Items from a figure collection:
== == ==

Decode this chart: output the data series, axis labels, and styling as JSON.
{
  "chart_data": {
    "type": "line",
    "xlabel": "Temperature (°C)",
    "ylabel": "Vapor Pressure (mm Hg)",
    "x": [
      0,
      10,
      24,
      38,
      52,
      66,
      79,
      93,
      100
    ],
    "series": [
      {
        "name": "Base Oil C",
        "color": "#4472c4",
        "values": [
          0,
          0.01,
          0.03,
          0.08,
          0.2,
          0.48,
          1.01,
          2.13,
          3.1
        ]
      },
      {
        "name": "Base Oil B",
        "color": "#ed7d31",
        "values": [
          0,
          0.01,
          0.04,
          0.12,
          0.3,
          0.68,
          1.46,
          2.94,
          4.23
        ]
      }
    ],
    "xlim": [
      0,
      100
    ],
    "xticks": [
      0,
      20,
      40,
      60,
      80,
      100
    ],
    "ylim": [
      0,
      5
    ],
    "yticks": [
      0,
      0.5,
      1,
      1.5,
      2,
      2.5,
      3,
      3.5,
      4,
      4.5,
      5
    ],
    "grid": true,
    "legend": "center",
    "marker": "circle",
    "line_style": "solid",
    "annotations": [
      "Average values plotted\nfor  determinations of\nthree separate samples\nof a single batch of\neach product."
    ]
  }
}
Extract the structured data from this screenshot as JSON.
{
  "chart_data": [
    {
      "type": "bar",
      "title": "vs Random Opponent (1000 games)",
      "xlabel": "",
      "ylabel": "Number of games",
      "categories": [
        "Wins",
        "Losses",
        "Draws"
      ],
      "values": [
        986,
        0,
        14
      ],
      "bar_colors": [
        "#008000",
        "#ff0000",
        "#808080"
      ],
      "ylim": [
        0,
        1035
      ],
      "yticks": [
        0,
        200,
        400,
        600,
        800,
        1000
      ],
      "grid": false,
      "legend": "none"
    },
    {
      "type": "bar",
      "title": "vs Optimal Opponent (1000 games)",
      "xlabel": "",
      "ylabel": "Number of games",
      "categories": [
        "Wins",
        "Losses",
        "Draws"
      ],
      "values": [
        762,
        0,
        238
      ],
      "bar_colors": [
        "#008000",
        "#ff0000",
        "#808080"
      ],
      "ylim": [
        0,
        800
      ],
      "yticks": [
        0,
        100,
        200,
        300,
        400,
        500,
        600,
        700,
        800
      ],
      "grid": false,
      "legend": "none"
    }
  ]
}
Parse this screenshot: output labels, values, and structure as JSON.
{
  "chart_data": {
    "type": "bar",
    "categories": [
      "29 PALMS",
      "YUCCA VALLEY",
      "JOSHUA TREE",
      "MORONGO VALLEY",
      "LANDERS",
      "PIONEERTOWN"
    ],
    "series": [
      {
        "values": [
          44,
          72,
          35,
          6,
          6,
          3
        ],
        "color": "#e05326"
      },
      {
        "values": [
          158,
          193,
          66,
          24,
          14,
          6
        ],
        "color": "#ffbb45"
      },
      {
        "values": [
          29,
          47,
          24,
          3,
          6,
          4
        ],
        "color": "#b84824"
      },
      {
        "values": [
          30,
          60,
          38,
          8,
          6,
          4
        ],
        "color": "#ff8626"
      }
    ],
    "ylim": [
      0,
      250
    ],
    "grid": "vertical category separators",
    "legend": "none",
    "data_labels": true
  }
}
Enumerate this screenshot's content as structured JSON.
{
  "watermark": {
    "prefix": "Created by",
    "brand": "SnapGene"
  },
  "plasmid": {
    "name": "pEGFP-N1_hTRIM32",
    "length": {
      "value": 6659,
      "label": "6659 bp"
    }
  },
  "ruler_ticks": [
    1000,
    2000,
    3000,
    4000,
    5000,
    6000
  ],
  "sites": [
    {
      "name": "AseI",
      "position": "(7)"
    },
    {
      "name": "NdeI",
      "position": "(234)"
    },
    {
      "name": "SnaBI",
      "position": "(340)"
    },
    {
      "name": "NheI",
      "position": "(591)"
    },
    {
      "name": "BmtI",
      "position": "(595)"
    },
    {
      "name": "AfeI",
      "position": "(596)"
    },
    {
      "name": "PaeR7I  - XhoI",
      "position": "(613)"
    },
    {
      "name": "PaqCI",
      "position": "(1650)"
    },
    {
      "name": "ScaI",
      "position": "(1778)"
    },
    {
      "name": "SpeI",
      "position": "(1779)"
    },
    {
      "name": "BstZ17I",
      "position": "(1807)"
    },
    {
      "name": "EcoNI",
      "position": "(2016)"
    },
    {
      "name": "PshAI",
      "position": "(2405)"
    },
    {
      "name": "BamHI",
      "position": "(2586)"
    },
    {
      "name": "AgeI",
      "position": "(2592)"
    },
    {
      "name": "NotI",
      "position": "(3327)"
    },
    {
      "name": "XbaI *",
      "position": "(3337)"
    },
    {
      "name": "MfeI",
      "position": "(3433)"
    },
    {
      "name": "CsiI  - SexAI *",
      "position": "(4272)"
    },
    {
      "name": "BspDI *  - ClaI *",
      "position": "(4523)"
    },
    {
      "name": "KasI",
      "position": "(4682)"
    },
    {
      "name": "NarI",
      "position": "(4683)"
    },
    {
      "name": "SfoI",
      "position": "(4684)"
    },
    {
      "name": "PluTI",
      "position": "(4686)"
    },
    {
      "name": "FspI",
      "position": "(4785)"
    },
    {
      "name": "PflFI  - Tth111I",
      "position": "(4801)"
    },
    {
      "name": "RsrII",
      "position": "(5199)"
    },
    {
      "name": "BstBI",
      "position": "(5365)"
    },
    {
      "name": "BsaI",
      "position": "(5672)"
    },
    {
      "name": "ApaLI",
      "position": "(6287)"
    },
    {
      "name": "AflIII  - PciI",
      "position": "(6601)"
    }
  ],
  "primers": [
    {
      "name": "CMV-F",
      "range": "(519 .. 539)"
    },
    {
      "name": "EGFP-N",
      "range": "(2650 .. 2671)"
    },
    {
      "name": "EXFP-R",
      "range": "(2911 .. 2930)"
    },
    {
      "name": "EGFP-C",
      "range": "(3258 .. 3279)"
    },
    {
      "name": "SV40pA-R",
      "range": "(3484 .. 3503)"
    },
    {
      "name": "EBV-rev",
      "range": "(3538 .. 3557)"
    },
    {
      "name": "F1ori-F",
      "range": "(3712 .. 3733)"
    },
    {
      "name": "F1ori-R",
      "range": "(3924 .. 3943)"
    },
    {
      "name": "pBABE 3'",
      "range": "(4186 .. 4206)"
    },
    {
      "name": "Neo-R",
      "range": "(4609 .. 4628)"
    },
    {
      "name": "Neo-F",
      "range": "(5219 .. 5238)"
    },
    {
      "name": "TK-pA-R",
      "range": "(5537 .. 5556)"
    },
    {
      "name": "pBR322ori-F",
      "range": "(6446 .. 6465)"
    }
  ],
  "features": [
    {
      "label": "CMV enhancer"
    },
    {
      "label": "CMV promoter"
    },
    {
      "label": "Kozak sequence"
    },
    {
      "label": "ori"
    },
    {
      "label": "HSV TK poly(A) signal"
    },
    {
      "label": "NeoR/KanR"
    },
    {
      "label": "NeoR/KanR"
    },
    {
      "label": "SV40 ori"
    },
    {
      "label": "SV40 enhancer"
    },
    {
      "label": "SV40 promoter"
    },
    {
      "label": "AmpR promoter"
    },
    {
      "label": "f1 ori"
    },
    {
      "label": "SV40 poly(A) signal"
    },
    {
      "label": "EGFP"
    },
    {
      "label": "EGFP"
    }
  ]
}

== == ==

### SET EXERCISE
Write out the whole listing again. Match it word for word.

### WRITTEN RESPONSE
Decode this chart: output the data series, axis labels, and styling as JSON.
{
  "chart_data": {
    "type": "line",
    "xlabel": "Temperature (°C)",
    "ylabel": "Vapor Pressure (mm Hg)",
    "x": [
      0,
      10,
      24,
      38,
      52,
      66,
      79,
      93,
      100
    ],
    "series": [
      {
        "name": "Base Oil C",
        "color": "#4472c4",
        "values": [
          0,
          0.01,
          0.03,
          0.08,
          0.2,
          0.48,
          1.01,
          2.13,
          3.1
        ]
      },
      {
        "name": "Base Oil B",
        "color": "#ed7d31",
        "values": [
          0,
          0.01,
          0.04,
          0.12,
          0.3,
          0.68,
          1.46,
          2.94,
          4.23
        ]
      }
    ],
    "xlim": [
      0,
      100
    ],
    "xticks": [
      0,
      20,
      40,
      60,
      80,
      100
    ],
    "ylim": [
      0,
      5
    ],
    "yticks": [
      0,
      0.5,
      1,
      1.5,
      2,
      2.5,
      3,
      3.5,
      4,
      4.5,
      5
    ],
    "grid": true,
    "legend": "center",
    "marker": "circle",
    "line_style": "solid",
    "annotations": [
      "Average values plotted\nfor  determinations of\nthree separate samples\nof a single batch of\neach product."
    ]
  }
}
Extract the structured data from this screenshot as JSON.
{
  "chart_data": [
    {
      "type": "bar",
      "title": "vs Random Opponent (1000 games)",
      "xlabel": "",
      "ylabel": "Number of games",
      "categories": [
        "Wins",
        "Losses",
        "Draws"
      ],
      "values": [
        986,
        0,
        14
      ],
      "bar_colors": [
        "#008000",
        "#ff0000",
        "#808080"
      ],
      "ylim": [
        0,
        1035
      ],
      "yticks": [
        0,
        200,
        400,
        600,
        800,
        1000
      ],
      "grid": false,
      "legend": "none"
    },
    {
      "type": "bar",
      "title": "vs Optimal Opponent (1000 games)",
      "xlabel": "",
      "ylabel": "Number of games",
      "categories": [
        "Wins",
        "Losses",
        "Draws"
      ],
      "values": [
        762,
        0,
        238
      ],
      "bar_colors": [
        "#008000",
        "#ff0000",
        "#808080"
      ],
      "ylim": [
        0,
        800
      ],
      "yticks": [
        0,
        100,
        200,
        300,
        400,
        500,
        600,
        700,
        800
      ],
      "grid": false,
      "legend": "none"
    }
  ]
}
Parse this screenshot: output labels, values, and structure as JSON.
{
  "chart_data": {
    "type": "bar",
    "categories": [
      "29 PALMS",
      "YUCCA VALLEY",
      "JOSHUA TREE",
      "MORONGO VALLEY",
      "LANDERS",
      "PIONEERTOWN"
    ],
    "series": [
      {
        "values": [
          44,
          72,
          35,
          6,
          6,
          3
        ],
        "color": "#e05326"
      },
      {
        "values": [
          158,
          193,
          66,
          24,
          14,
          6
        ],
        "color": "#ffbb45"
      },
      {
        "values": [
          29,
          47,
          24,
          3,
          6,
          4
        ],
        "color": "#b84824"
      },
      {
        "values": [
          30,
          60,
          38,
          8,
          6,
          4
        ],
        "color": "#ff8626"
      }
    ],
    "ylim": [
      0,
      250
    ],
    "grid": "vertical category separators",
    "legend": "none",
    "data_labels": true
  }
}
Enumerate this screenshot's content as structured JSON.
{
  "watermark": {
    "prefix": "Created by",
    "brand": "SnapGene"
  },
  "plasmid": {
    "name": "pEGFP-N1_hTRIM32",
    "length": {
      "value": 6659,
      "label": "6659 bp"
    }
  },
  "ruler_ticks": [
    1000,
    2000,
    3000,
    4000,
    5000,
    6000
  ],
  "sites": [
    {
      "name": "AseI",
      "position": "(7)"
    },
    {
      "name": "NdeI",
      "position": "(234)"
    },
    {
      "name": "SnaBI",
      "position": "(340)"
    },
    {
      "name": "NheI",
      "position": "(591)"
    },
    {
      "name": "BmtI",
      "position": "(595)"
    },
    {
      "name": "AfeI",
      "position": "(596)"
    },
    {
      "name": "PaeR7I  - XhoI",
      "position": "(613)"
    },
    {
      "name": "PaqCI",
      "position": "(1650)"
    },
    {
      "name": "ScaI",
      "position": "(1778)"
    },
    {
      "name": "SpeI",
      "position": "(1779)"
    },
    {
      "name": "BstZ17I",
      "position": "(1807)"
    },
    {
      "name": "EcoNI",
      "position": "(2016)"
    },
    {
      "name": "PshAI",
      "position": "(2405)"
    },
    {
      "name": "BamHI",
      "position": "(2586)"
    },
    {
      "name": "AgeI",
      "position": "(2592)"
    },
    {
      "name": "NotI",
      "position": "(3327)"
    },
    {
      "name": "XbaI *",
      "position": "(3337)"
    },
    {
      "name": "MfeI",
      "position": "(3433)"
    },
    {
      "name": "CsiI  - SexAI *",
      "position": "(4272)"
    },
    {
      "name": "BspDI *  - ClaI *",
      "position": "(4523)"
    },
    {
      "name": "KasI",
      "position": "(4682)"
    },
    {
      "name": "NarI",
      "position": "(4683)"
    },
    {
      "name": "SfoI",
      "position": "(4684)"
    },
    {
      "name": "PluTI",
      "position": "(4686)"
    },
    {
      "name": "FspI",
      "position": "(4785)"
    },
    {
      "name": "PflFI  - Tth111I",
      "position": "(4801)"
    },
    {
      "name": "RsrII",
      "position": "(5199)"
    },
    {
      "name": "BstBI",
      "position": "(5365)"
    },
    {
      "name": "BsaI",
      "position": "(5672)"
    },
    {
      "name": "ApaLI",
      "position": "(6287)"
    },
    {
      "name": "AflIII  - PciI",
      "position": "(6601)"
    }
  ],
  "primers": [
    {
      "name": "CMV-F",
      "range": "(519 .. 539)"
    },
    {
      "name": "EGFP-N",
      "range": "(2650 .. 2671)"
    },
    {
      "name": "EXFP-R",
      "range": "(2911 .. 2930)"
    },
    {
      "name": "EGFP-C",
      "range": "(3258 .. 3279)"
    },
    {
      "name": "SV40pA-R",
      "range": "(3484 .. 3503)"
    },
    {
      "name": "EBV-rev",
      "range": "(3538 .. 3557)"
    },
    {
      "name": "F1ori-F",
      "range": "(3712 .. 3733)"
    },
    {
      "name": "F1ori-R",
      "range": "(3924 .. 3943)"
    },
    {
      "name": "pBABE 3'",
      "range": "(4186 .. 4206)"
    },
    {
      "name": "Neo-R",
      "range": "(4609 .. 4628)"
    },
    {
      "name": "Neo-F",
      "range": "(5219 .. 5238)"
    },
    {
      "name": "TK-pA-R",
      "range": "(5537 .. 5556)"
    },
    {
      "name": "pBR322ori-F",
      "range": "(6446 .. 6465)"
    }
  ],
  "features": [
    {
      "label": "CMV enhancer"
    },
    {
      "label": "CMV promoter"
    },
    {
      "label": "Kozak sequence"
    },
    {
      "label": "ori"
    },
    {
      "label": "HSV TK poly(A) signal"
    },
    {
      "label": "NeoR/KanR"
    },
    {
      "label": "NeoR/KanR"
    },
    {
      "label": "SV40 ori"
    },
    {
      "label": "SV40 enhancer"
    },
    {
      "label": "SV40 promoter"
    },
    {
      "label": "AmpR promoter"
    },
    {
      "label": "f1 ori"
    },
    {
      "label": "SV40 poly(A) signal"
    },
    {
      "label": "EGFP"
    },
    {
      "label": "EGFP"
    }
  ]
}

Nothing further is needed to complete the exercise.